● Exercise goal
Scan the records and identify every line in which the string "name" occurs, then return those lines.

● Exercise materials
----
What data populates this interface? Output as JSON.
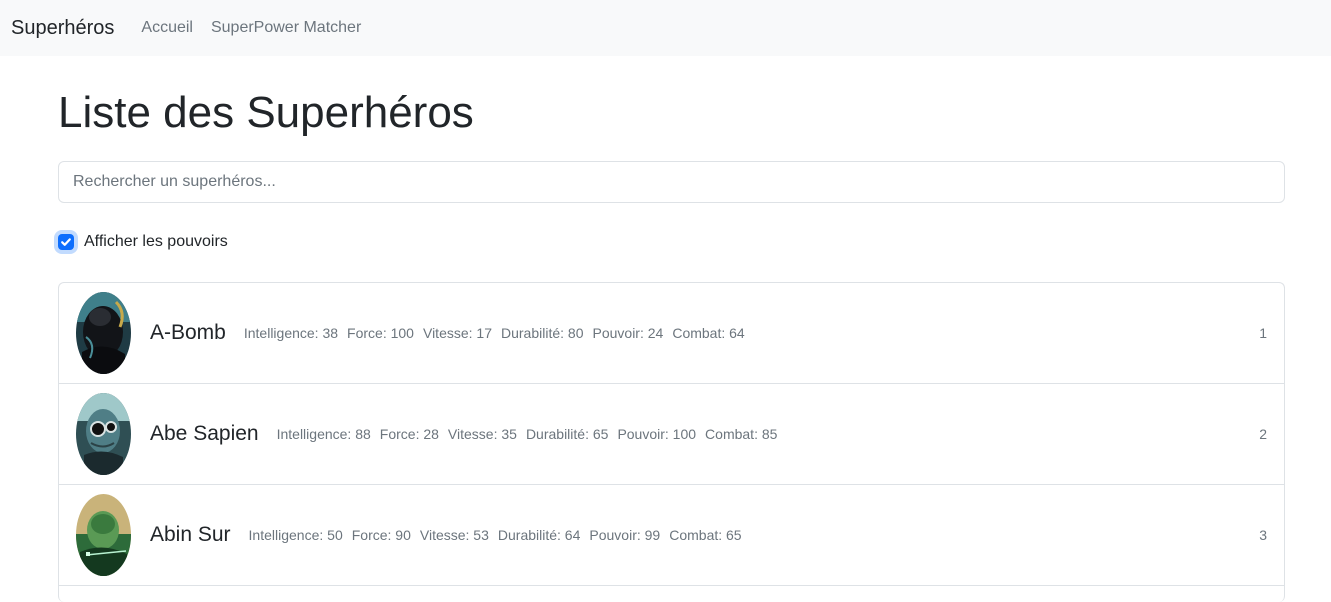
{
  "navbar": {
    "brand": "Superhéros",
    "links": [
      "Accueil",
      "SuperPower Matcher"
    ]
  },
  "page": {
    "title": "Liste des Superhéros",
    "search_placeholder": "Rechercher un superhéros...",
    "show_powers_label": "Afficher les pouvoirs",
    "show_powers_checked": true
  },
  "heroes": [
    {
      "name": "A-Bomb",
      "id": "1",
      "stats": [
        "Intelligence: 38",
        "Force: 100",
        "Vitesse: 17",
        "Durabilité: 80",
        "Pouvoir: 24",
        "Combat: 64"
      ]
    },
    {
      "name": "Abe Sapien",
      "id": "2",
      "stats": [
        "Intelligence: 88",
        "Force: 28",
        "Vitesse: 35",
        "Durabilité: 65",
        "Pouvoir: 100",
        "Combat: 85"
      ]
    },
    {
      "name": "Abin Sur",
      "id": "3",
      "stats": [
        "Intelligence: 50",
        "Force: 90",
        "Vitesse: 53",
        "Durabilité: 64",
        "Pouvoir: 99",
        "Combat: 65"
      ]
    }
  ],
  "colors": {
    "accent": "#0d6efd",
    "navbar_bg": "#f8f9fa",
    "muted_text": "#6c757d",
    "border": "#dee2e6"
  }
}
----
● Answer for the task
      "name": "A-Bomb",
      "name": "Abe Sapien",
      "name": "Abin Sur",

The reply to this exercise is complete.